■ **WHAT TO WORK ON**: Identify the lines that contain the string "this", then copy each of them.

--- Begin RECORDS TO USE ---

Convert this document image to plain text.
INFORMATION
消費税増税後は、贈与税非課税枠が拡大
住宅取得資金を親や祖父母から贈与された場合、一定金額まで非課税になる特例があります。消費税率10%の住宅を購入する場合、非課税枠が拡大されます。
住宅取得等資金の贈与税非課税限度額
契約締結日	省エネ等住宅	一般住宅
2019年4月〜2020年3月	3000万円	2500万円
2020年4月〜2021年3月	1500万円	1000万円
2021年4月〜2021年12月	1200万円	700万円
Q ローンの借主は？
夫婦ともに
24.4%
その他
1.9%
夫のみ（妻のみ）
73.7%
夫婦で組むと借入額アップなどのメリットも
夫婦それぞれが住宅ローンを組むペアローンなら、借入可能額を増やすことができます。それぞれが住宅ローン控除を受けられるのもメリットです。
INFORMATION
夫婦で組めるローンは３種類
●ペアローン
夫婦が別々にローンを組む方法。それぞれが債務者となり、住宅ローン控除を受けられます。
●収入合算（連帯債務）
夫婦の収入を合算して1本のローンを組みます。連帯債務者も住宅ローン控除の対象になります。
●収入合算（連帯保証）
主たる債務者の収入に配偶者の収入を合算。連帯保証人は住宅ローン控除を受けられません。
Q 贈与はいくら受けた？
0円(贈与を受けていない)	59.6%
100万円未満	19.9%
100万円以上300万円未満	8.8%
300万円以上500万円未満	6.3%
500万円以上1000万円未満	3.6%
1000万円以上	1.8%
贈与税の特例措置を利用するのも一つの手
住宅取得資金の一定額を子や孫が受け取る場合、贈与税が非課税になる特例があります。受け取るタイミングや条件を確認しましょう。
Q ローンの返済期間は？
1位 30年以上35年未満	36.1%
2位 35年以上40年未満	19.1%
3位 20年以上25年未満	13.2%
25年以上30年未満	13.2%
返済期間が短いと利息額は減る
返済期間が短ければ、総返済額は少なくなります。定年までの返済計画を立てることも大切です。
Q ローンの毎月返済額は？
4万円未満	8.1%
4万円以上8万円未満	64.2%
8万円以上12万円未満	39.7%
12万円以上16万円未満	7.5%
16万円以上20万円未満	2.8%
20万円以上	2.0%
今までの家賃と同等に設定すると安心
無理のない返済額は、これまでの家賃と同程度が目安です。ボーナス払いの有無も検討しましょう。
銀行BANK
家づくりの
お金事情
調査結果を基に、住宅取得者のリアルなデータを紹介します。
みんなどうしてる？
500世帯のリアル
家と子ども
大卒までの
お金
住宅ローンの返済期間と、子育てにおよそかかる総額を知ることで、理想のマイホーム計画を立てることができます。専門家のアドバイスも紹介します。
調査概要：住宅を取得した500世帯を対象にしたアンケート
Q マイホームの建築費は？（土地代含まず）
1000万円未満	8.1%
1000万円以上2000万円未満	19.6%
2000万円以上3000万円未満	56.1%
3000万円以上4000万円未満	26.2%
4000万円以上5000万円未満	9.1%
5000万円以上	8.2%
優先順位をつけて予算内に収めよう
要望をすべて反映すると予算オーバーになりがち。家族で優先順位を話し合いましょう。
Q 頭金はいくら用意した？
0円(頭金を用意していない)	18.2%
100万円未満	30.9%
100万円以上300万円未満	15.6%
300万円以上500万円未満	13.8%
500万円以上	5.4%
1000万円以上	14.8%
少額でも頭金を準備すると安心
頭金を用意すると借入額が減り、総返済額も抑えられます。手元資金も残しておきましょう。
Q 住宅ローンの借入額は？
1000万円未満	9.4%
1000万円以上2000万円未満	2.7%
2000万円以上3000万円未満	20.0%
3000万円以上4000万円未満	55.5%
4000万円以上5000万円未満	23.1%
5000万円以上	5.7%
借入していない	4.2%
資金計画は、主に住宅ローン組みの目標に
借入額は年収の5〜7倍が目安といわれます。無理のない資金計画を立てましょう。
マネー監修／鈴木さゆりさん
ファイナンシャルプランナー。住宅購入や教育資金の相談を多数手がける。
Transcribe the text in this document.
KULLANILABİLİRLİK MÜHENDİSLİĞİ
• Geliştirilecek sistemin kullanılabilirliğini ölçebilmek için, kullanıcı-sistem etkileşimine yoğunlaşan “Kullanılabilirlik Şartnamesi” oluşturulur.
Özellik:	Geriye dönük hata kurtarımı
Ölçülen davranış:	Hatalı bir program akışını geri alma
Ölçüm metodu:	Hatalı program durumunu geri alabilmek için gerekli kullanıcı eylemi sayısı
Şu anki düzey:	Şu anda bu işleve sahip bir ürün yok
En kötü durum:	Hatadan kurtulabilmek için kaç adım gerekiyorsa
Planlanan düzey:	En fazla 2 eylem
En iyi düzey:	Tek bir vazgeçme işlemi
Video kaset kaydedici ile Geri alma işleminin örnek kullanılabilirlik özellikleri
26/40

--- End RECORDS TO USE ---

■ **RESULT**:
Convert this document image to plain text.
Transcribe the text in this document.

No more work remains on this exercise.